(Records from a data source)

------

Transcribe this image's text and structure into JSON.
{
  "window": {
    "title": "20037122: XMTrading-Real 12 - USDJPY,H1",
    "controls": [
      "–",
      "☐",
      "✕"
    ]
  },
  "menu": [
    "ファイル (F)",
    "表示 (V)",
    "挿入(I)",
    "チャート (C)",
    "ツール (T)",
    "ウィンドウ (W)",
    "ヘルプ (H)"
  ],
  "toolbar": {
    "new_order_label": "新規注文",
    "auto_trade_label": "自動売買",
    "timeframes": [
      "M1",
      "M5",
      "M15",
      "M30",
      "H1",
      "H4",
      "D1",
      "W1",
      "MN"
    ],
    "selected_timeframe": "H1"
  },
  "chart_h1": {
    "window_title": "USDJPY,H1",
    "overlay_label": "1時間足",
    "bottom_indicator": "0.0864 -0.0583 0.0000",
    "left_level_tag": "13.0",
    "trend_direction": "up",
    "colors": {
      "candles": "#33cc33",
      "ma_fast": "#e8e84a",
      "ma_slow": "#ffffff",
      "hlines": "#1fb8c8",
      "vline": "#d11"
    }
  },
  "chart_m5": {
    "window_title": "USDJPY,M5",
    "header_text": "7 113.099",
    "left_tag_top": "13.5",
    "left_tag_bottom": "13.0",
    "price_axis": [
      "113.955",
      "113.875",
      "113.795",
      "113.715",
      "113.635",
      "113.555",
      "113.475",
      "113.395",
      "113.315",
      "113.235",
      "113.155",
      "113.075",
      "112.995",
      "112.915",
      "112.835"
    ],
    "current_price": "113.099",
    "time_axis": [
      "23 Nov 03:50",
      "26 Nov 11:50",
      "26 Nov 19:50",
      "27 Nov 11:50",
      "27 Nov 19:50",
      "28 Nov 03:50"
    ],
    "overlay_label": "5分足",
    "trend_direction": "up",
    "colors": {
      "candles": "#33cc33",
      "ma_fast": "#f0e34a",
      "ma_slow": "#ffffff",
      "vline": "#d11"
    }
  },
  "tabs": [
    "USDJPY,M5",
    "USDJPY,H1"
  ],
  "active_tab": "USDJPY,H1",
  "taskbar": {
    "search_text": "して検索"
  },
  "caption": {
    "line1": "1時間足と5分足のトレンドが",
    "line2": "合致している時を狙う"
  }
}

------

▶ **GIVEN TASK**:
Transcribe every entry verbatim.

▶ **THE REPLY**:
Transcribe this image's text and structure into JSON.
{
  "window": {
    "title": "20037122: XMTrading-Real 12 - USDJPY,H1",
    "controls": [
      "–",
      "☐",
      "✕"
    ]
  },
  "menu": [
    "ファイル (F)",
    "表示 (V)",
    "挿入(I)",
    "チャート (C)",
    "ツール (T)",
    "ウィンドウ (W)",
    "ヘルプ (H)"
  ],
  "toolbar": {
    "new_order_label": "新規注文",
    "auto_trade_label": "自動売買",
    "timeframes": [
      "M1",
      "M5",
      "M15",
      "M30",
      "H1",
      "H4",
      "D1",
      "W1",
      "MN"
    ],
    "selected_timeframe": "H1"
  },
  "chart_h1": {
    "window_title": "USDJPY,H1",
    "overlay_label": "1時間足",
    "bottom_indicator": "0.0864 -0.0583 0.0000",
    "left_level_tag": "13.0",
    "trend_direction": "up",
    "colors": {
      "candles": "#33cc33",
      "ma_fast": "#e8e84a",
      "ma_slow": "#ffffff",
      "hlines": "#1fb8c8",
      "vline": "#d11"
    }
  },
  "chart_m5": {
    "window_title": "USDJPY,M5",
    "header_text": "7 113.099",
    "left_tag_top": "13.5",
    "left_tag_bottom": "13.0",
    "price_axis": [
      "113.955",
      "113.875",
      "113.795",
      "113.715",
      "113.635",
      "113.555",
      "113.475",
      "113.395",
      "113.315",
      "113.235",
      "113.155",
      "113.075",
      "112.995",
      "112.915",
      "112.835"
    ],
    "current_price": "113.099",
    "time_axis": [
      "23 Nov 03:50",
      "26 Nov 11:50",
      "26 Nov 19:50",
      "27 Nov 11:50",
      "27 Nov 19:50",
      "28 Nov 03:50"
    ],
    "overlay_label": "5分足",
    "trend_direction": "up",
    "colors": {
      "candles": "#33cc33",
      "ma_fast": "#f0e34a",
      "ma_slow": "#ffffff",
      "vline": "#d11"
    }
  },
  "tabs": [
    "USDJPY,M5",
    "USDJPY,H1"
  ],
  "active_tab": "USDJPY,H1",
  "taskbar": {
    "search_text": "して検索"
  },
  "caption": {
    "line1": "1時間足と5分足のトレンドが",
    "line2": "合致している時を狙う"
  }
}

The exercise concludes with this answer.